■ YOUR GOAL
Pull every line from the records that has the word "files" in it.

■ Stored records

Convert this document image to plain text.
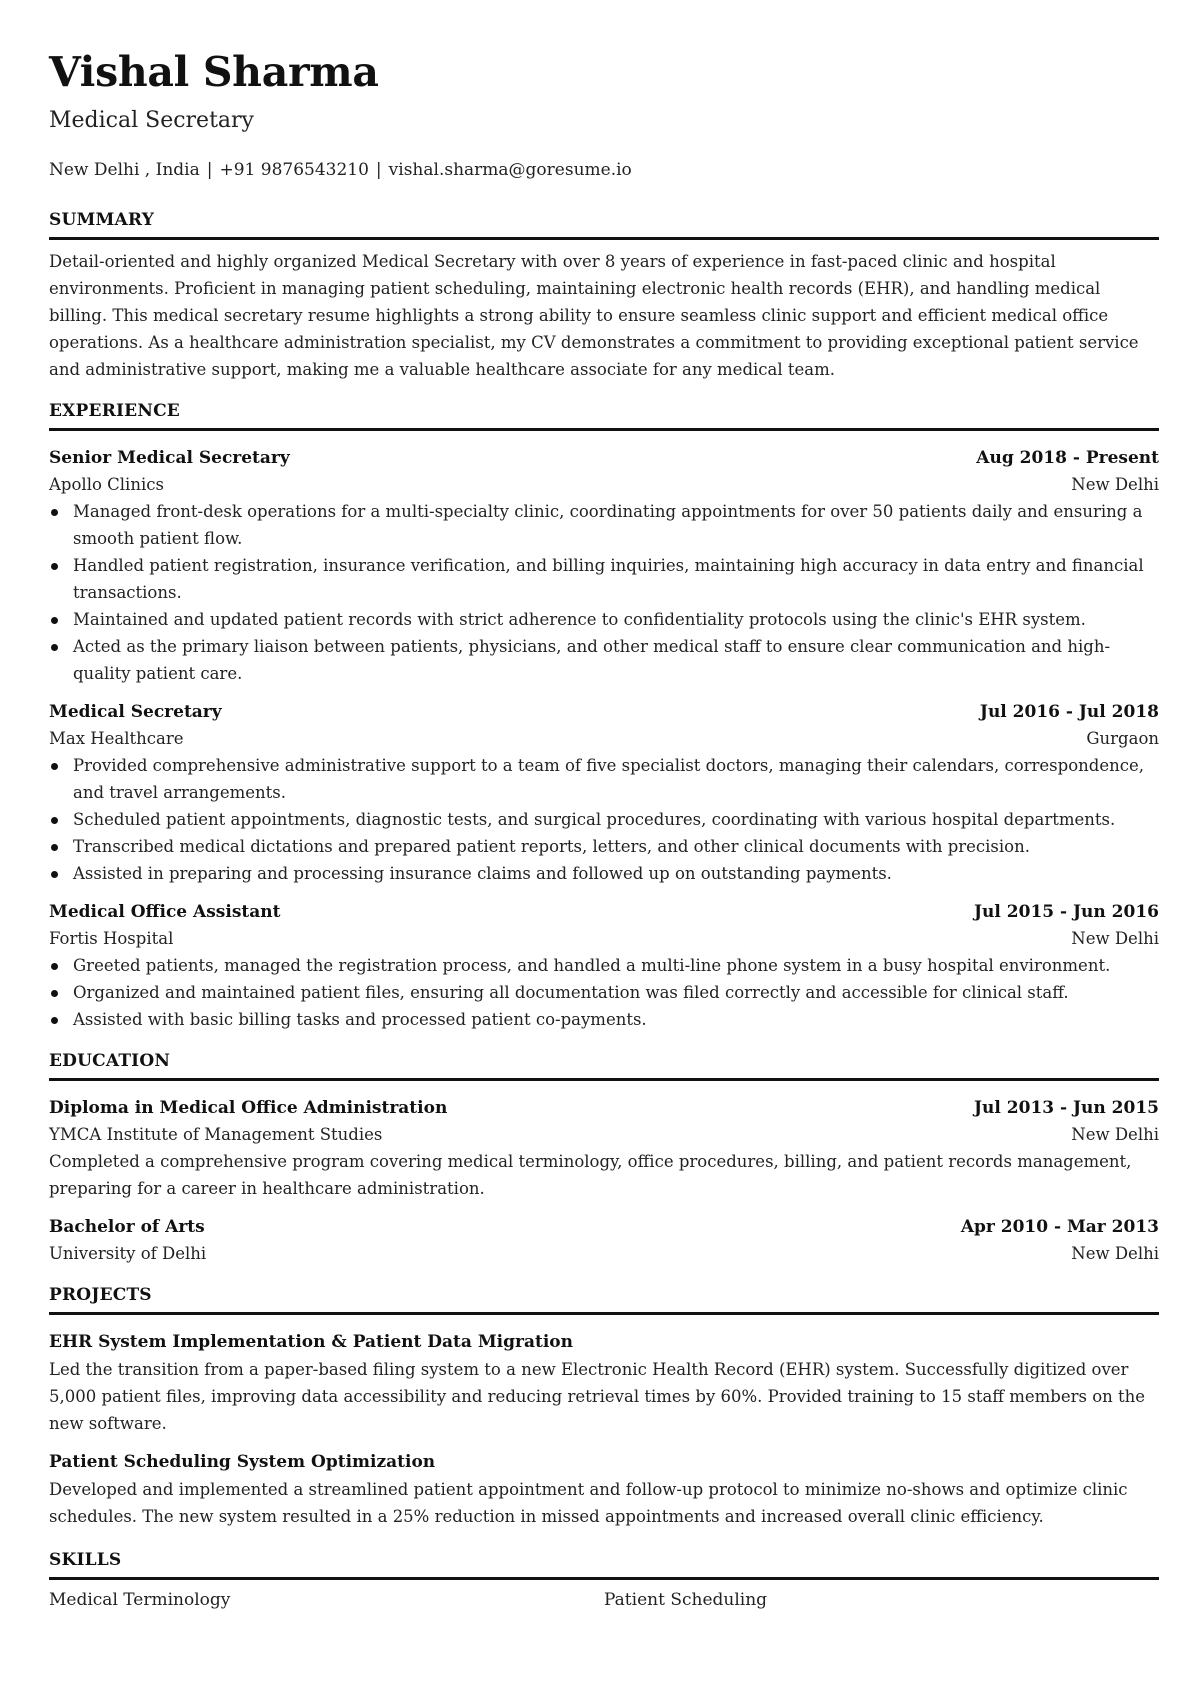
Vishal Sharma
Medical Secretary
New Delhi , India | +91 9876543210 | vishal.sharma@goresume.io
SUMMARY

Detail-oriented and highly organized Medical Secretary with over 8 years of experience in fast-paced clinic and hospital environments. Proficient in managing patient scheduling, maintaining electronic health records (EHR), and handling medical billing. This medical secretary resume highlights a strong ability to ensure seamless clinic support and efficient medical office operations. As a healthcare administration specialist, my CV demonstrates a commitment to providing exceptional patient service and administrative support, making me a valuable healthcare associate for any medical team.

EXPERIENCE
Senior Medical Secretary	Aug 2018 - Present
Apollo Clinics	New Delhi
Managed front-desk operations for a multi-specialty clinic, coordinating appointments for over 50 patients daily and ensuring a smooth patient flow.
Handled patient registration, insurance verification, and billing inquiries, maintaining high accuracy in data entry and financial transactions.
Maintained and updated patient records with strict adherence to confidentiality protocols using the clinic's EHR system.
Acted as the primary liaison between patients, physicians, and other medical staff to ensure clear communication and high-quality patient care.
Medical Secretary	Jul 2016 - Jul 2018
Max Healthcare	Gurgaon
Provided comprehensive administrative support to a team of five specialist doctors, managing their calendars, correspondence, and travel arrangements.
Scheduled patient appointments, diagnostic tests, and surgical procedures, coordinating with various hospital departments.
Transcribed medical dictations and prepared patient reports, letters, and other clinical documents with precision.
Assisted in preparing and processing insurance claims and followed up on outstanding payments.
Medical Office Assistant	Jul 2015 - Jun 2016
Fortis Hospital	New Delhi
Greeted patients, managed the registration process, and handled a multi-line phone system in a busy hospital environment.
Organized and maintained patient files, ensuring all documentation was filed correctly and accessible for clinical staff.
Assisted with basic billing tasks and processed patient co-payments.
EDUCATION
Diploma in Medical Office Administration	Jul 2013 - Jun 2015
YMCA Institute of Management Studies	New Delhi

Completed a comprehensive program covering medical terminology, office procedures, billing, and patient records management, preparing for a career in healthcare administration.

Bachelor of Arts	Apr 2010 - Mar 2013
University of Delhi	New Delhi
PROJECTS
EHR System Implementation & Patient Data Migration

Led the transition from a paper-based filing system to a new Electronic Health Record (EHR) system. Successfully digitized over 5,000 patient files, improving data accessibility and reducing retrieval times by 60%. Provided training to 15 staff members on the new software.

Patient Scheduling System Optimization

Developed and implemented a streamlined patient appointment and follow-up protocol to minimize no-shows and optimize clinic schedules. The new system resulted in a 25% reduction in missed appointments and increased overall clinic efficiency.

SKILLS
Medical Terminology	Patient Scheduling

==

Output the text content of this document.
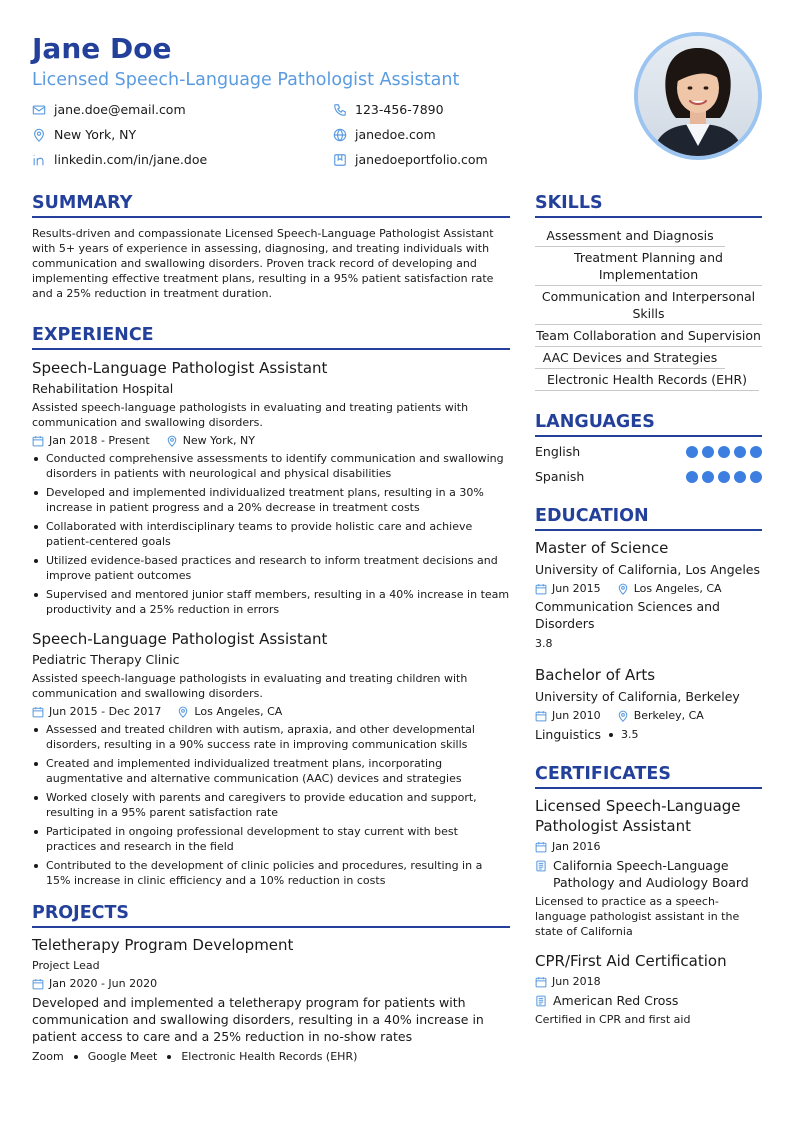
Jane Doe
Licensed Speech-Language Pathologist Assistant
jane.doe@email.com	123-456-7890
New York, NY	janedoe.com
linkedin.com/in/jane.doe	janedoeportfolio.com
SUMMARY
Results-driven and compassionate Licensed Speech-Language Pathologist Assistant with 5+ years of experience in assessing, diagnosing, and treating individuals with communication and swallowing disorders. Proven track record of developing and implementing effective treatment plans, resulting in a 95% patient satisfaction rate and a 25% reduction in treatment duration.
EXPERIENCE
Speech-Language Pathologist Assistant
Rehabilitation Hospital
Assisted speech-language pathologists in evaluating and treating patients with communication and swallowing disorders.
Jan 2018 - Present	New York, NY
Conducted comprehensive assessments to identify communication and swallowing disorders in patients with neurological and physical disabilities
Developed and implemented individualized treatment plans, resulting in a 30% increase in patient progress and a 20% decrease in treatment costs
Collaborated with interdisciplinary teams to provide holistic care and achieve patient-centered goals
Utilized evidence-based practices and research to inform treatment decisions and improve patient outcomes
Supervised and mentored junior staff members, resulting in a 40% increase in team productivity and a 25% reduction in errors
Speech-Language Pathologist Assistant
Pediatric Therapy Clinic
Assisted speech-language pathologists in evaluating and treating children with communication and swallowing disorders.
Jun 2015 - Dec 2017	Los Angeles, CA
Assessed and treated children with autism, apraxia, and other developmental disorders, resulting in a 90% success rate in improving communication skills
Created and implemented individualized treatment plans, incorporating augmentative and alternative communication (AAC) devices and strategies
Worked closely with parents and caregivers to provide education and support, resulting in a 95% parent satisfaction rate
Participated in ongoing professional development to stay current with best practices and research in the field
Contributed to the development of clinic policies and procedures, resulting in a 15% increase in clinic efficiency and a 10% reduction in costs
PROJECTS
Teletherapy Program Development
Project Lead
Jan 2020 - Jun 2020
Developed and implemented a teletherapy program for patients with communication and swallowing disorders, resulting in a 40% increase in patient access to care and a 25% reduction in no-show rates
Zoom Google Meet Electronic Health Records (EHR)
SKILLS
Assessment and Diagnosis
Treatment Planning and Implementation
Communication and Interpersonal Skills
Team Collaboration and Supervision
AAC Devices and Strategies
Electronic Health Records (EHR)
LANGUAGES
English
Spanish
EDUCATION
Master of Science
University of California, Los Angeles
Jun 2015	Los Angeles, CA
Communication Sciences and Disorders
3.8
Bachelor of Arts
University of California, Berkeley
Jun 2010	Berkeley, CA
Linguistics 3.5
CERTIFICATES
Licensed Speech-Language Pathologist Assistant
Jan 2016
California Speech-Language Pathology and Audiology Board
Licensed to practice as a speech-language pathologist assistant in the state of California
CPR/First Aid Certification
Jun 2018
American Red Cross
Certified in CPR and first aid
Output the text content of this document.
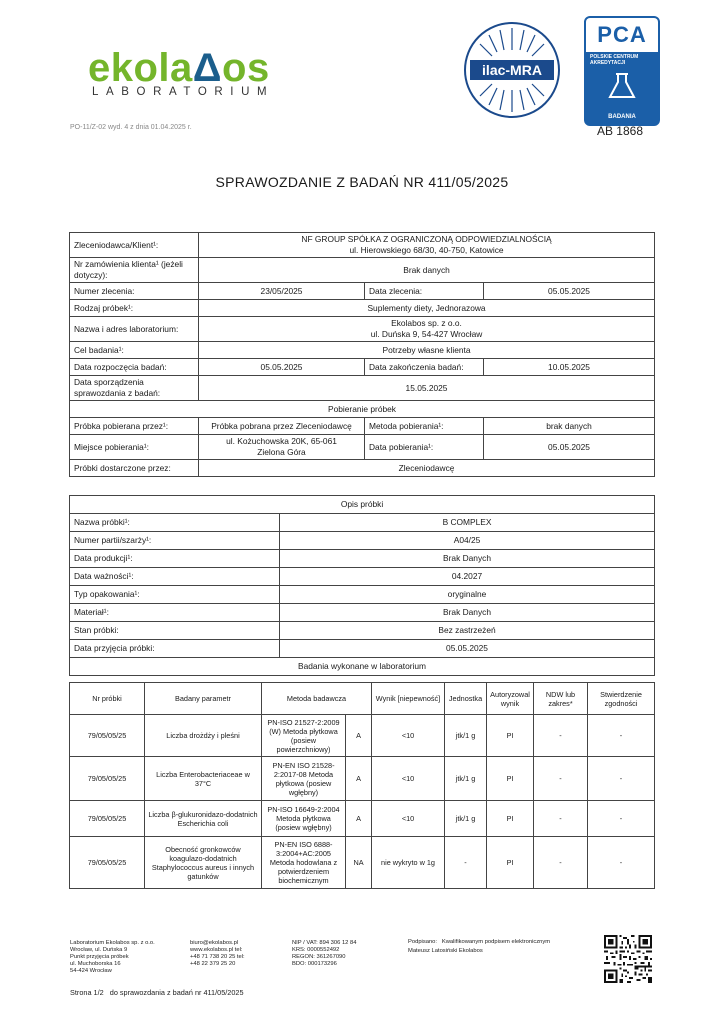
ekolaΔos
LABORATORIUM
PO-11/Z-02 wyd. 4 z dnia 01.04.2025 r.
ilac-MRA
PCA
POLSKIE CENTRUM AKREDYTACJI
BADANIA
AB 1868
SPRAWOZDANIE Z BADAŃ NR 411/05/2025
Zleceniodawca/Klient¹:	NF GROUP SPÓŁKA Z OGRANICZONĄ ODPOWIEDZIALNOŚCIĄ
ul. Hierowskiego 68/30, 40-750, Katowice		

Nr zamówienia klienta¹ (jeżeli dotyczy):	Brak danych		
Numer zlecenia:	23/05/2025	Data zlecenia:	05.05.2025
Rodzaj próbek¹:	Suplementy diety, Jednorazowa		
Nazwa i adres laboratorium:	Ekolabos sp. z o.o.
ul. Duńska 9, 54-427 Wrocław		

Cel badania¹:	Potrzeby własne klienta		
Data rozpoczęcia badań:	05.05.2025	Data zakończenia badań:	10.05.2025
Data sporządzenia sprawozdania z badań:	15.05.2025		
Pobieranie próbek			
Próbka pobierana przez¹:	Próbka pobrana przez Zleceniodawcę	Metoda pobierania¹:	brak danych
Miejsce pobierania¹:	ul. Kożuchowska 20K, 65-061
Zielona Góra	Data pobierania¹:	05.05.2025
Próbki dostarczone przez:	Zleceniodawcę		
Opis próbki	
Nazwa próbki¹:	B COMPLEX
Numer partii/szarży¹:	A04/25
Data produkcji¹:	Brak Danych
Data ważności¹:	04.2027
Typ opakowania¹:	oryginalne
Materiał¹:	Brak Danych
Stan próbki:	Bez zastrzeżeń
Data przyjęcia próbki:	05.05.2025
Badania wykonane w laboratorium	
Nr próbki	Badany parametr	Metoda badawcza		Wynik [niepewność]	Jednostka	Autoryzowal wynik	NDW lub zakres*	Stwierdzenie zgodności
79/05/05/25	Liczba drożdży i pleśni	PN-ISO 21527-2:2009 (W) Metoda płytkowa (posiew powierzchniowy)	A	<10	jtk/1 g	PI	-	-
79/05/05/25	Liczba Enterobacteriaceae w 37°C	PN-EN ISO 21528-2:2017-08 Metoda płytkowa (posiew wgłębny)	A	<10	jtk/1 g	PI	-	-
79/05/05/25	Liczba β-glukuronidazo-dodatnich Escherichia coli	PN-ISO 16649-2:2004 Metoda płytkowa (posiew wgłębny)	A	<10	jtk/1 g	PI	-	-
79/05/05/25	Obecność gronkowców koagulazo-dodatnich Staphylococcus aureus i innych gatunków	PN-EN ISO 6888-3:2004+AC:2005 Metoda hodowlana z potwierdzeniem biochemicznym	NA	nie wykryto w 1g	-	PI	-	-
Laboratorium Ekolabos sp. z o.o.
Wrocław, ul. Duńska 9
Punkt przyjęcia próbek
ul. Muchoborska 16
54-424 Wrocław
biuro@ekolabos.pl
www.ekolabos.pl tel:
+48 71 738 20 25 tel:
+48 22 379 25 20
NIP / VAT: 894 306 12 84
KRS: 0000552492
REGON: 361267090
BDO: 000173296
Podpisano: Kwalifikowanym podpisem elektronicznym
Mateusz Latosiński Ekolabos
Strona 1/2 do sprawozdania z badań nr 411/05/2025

* * *

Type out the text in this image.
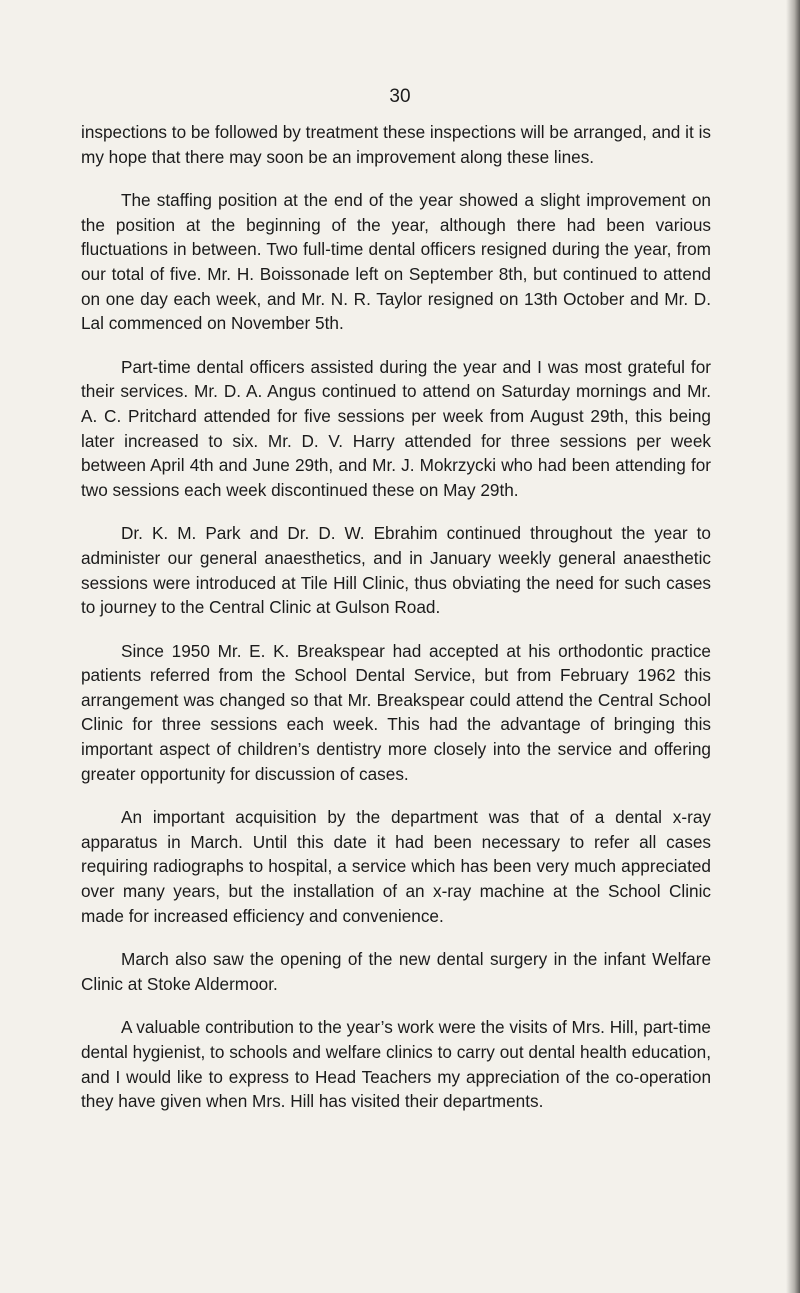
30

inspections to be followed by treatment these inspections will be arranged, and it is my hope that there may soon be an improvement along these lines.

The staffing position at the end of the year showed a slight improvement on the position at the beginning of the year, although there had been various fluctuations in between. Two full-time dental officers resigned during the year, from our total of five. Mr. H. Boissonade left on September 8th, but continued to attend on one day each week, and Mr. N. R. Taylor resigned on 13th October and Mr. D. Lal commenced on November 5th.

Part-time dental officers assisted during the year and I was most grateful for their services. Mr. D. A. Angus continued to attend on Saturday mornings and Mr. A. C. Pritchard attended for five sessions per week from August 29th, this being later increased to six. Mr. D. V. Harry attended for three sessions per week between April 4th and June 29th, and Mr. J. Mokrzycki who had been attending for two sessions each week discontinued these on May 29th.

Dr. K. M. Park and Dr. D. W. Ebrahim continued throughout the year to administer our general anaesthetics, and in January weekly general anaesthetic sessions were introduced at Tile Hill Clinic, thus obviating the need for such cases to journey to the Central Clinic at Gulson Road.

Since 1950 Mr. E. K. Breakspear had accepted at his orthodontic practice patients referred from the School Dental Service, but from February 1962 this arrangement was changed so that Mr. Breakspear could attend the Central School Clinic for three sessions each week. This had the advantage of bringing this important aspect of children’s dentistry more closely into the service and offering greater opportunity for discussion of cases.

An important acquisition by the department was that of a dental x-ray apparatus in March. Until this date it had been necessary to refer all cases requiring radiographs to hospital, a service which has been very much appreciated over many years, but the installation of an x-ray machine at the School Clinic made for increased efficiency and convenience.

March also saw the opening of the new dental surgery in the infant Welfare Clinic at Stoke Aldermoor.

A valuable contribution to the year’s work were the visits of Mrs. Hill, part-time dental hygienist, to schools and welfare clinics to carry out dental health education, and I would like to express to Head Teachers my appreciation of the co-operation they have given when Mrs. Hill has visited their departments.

■ COMPLETED EXERCISE
Organized and maintained patient files, ensuring all documentation was filed correctly and accessible for clinical staff.
Led the transition from a paper-based filing system to a new Electronic Health Record (EHR) system. Successfully digitized over 5,000 patient files, improving data accessibility and reducing retrieval times by 60%. Provided training to 15 staff members on the new software.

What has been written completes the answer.